**To do:** Your task is to transcribe the records exactly, skipping every image.

**Dataset records:**
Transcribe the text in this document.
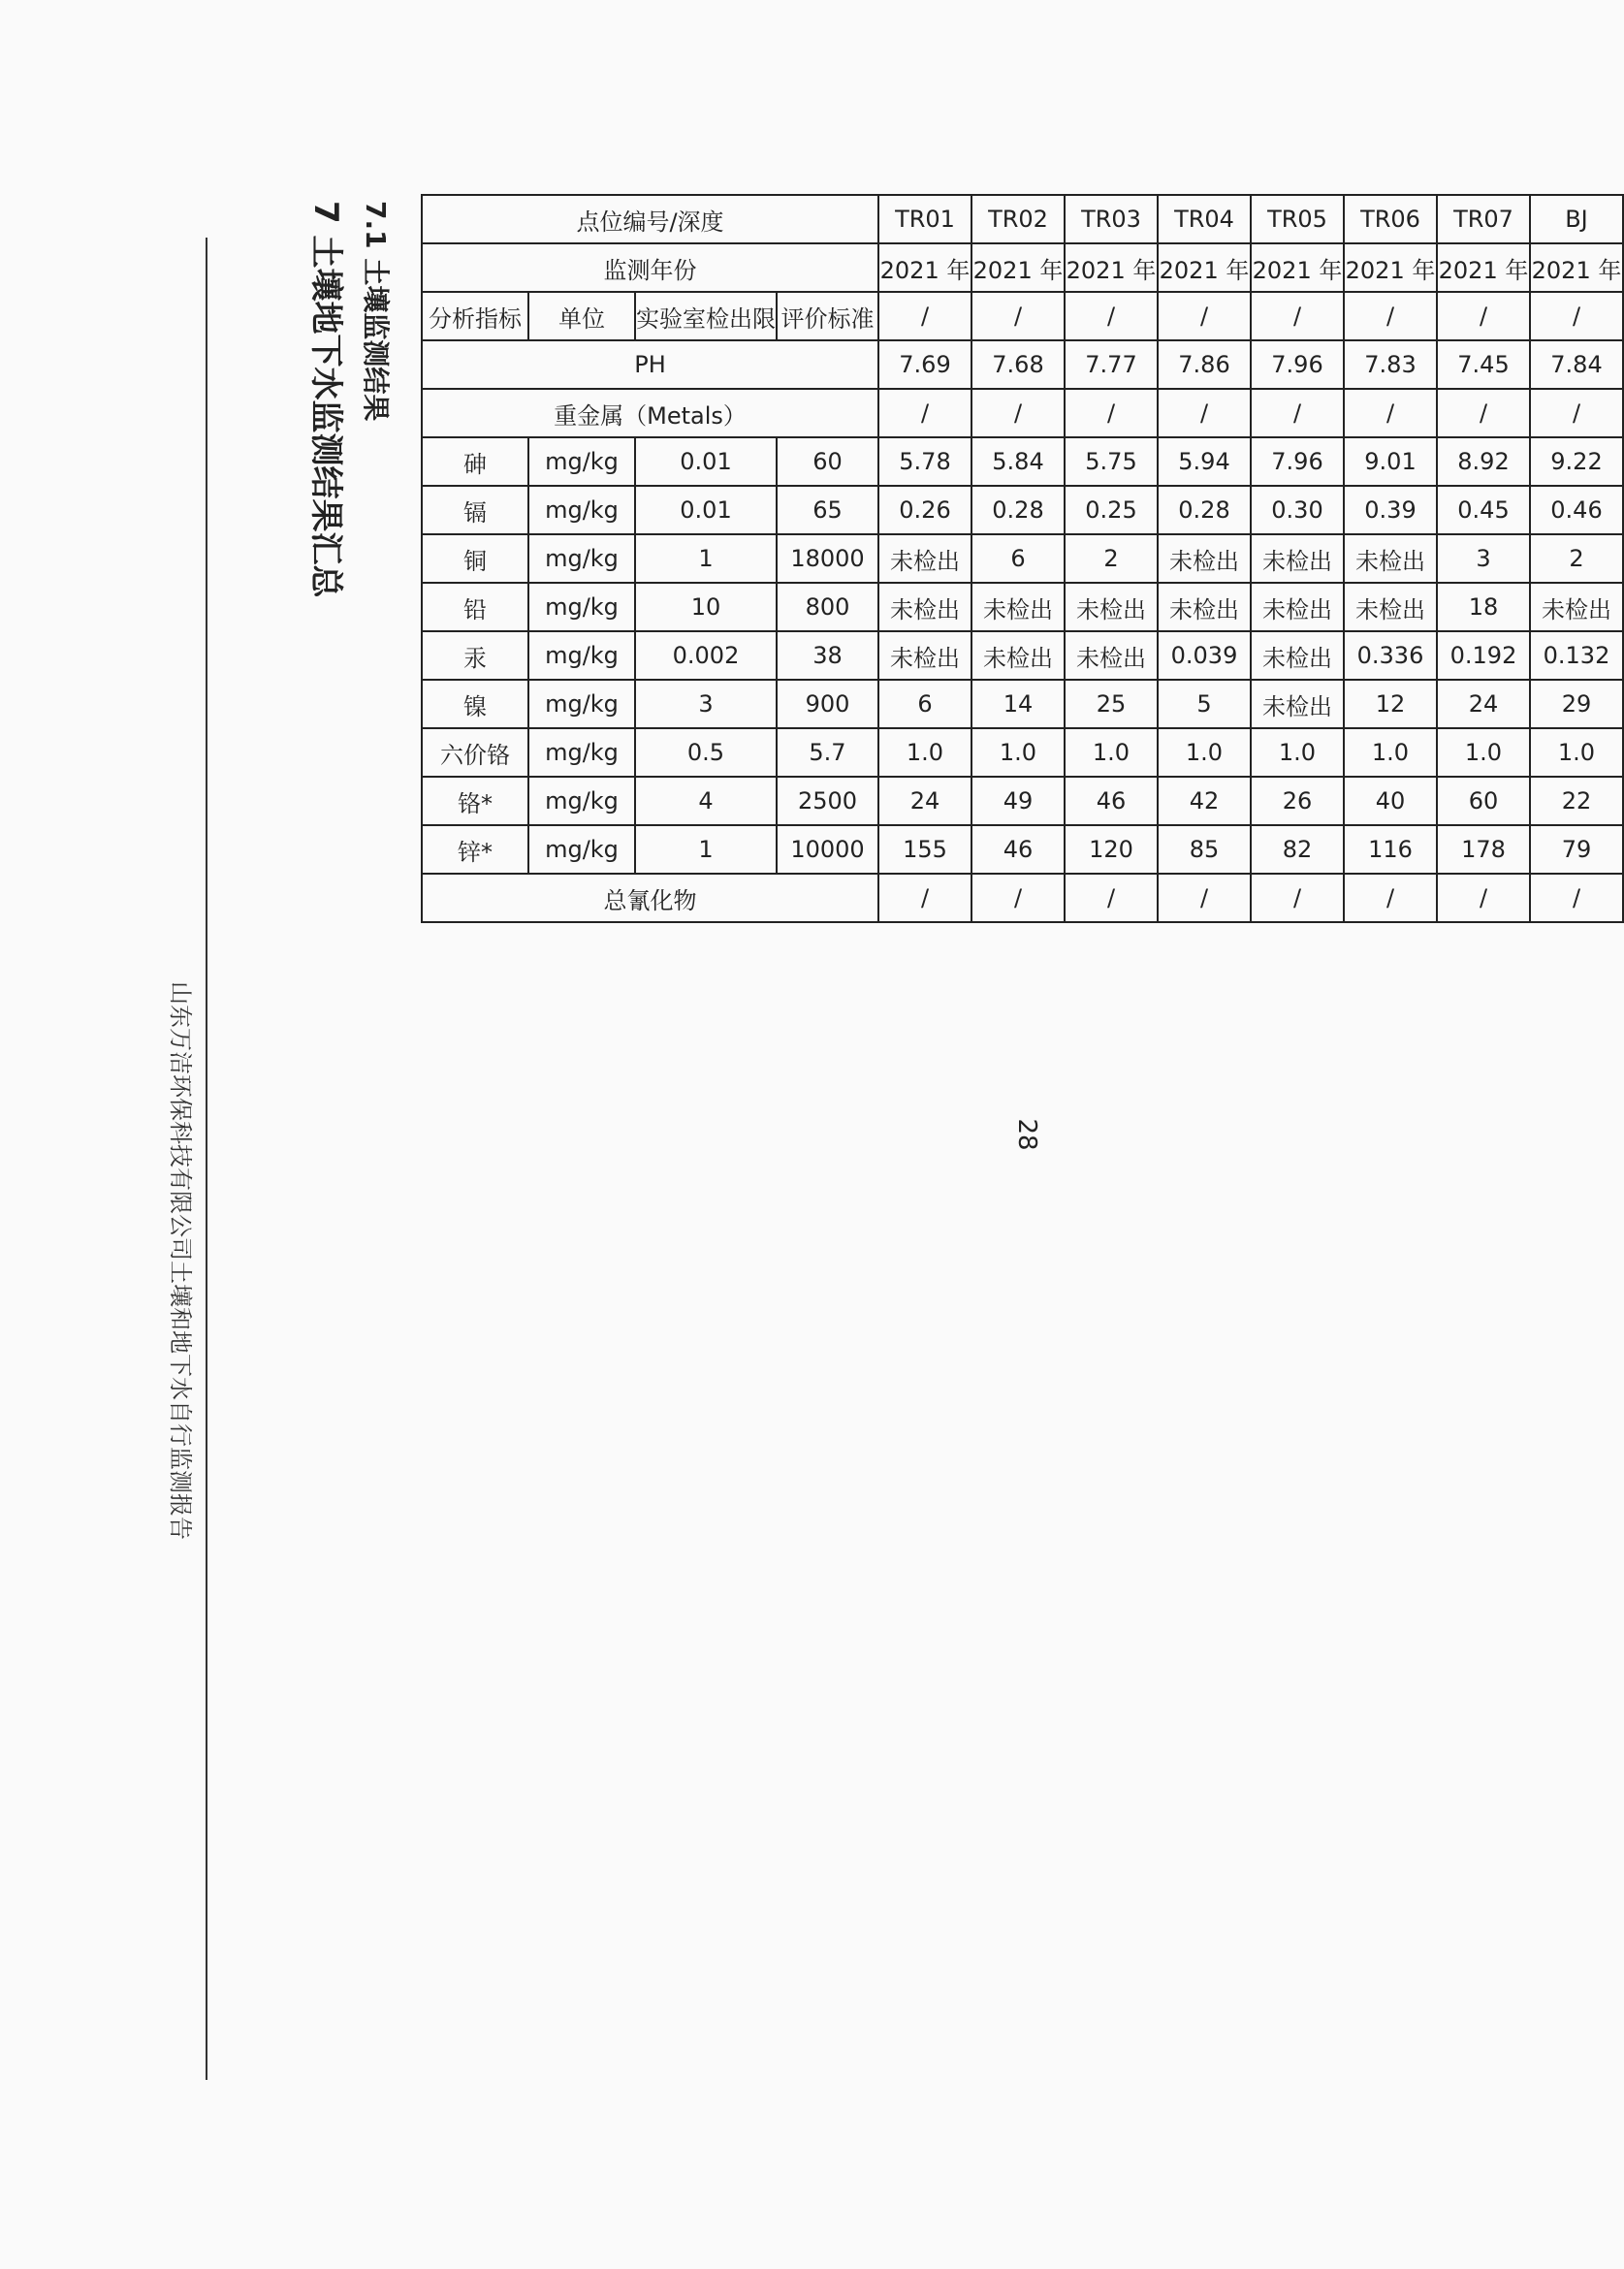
山东万洁环保科技有限公司土壤和地下水自行监测报告
7 土壤地下水监测结果汇总 7.1 土壤监测结果
28
点位编号/深度				TR01	TR02	TR03	TR04	TR05	TR06	TR07	BJ
监测年份				2021 年	2021 年	2021 年	2021 年	2021 年	2021 年	2021 年	2021 年
分析指标	单位	实验室检出限	评价标准	/	/	/	/	/	/	/	/
PH				7.69	7.68	7.77	7.86	7.96	7.83	7.45	7.84
重金属（Metals）				/	/	/	/	/	/	/	/
砷	mg/kg	0.01	60	5.78	5.84	5.75	5.94	7.96	9.01	8.92	9.22
镉	mg/kg	0.01	65	0.26	0.28	0.25	0.28	0.30	0.39	0.45	0.46
铜	mg/kg	1	18000	未检出	6	2	未检出	未检出	未检出	3	2
铅	mg/kg	10	800	未检出	未检出	未检出	未检出	未检出	未检出	18	未检出
汞	mg/kg	0.002	38	未检出	未检出	未检出	0.039	未检出	0.336	0.192	0.132
镍	mg/kg	3	900	6	14	25	5	未检出	12	24	29
六价铬	mg/kg	0.5	5.7	1.0	1.0	1.0	1.0	1.0	1.0	1.0	1.0
铬*	mg/kg	4	2500	24	49	46	42	26	40	60	22
锌*	mg/kg	1	10000	155	46	120	85	82	116	178	79
总氰化物				/	/	/	/	/	/	/	/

**Result:**
Transcribe the text in this document.
山东万洁环保科技有限公司土壤和地下水自行监测报告
7 土壤地下水监测结果汇总 7.1 土壤监测结果
28
点位编号/深度				TR01	TR02	TR03	TR04	TR05	TR06	TR07	BJ
监测年份				2021 年	2021 年	2021 年	2021 年	2021 年	2021 年	2021 年	2021 年
分析指标	单位	实验室检出限	评价标准	/	/	/	/	/	/	/	/
PH				7.69	7.68	7.77	7.86	7.96	7.83	7.45	7.84
重金属（Metals）				/	/	/	/	/	/	/	/
砷	mg/kg	0.01	60	5.78	5.84	5.75	5.94	7.96	9.01	8.92	9.22
镉	mg/kg	0.01	65	0.26	0.28	0.25	0.28	0.30	0.39	0.45	0.46
铜	mg/kg	1	18000	未检出	6	2	未检出	未检出	未检出	3	2
铅	mg/kg	10	800	未检出	未检出	未检出	未检出	未检出	未检出	18	未检出
汞	mg/kg	0.002	38	未检出	未检出	未检出	0.039	未检出	0.336	0.192	0.132
镍	mg/kg	3	900	6	14	25	5	未检出	12	24	29
六价铬	mg/kg	0.5	5.7	1.0	1.0	1.0	1.0	1.0	1.0	1.0	1.0
铬*	mg/kg	4	2500	24	49	46	42	26	40	60	22
锌*	mg/kg	1	10000	155	46	120	85	82	116	178	79
总氰化物				/	/	/	/	/	/	/	/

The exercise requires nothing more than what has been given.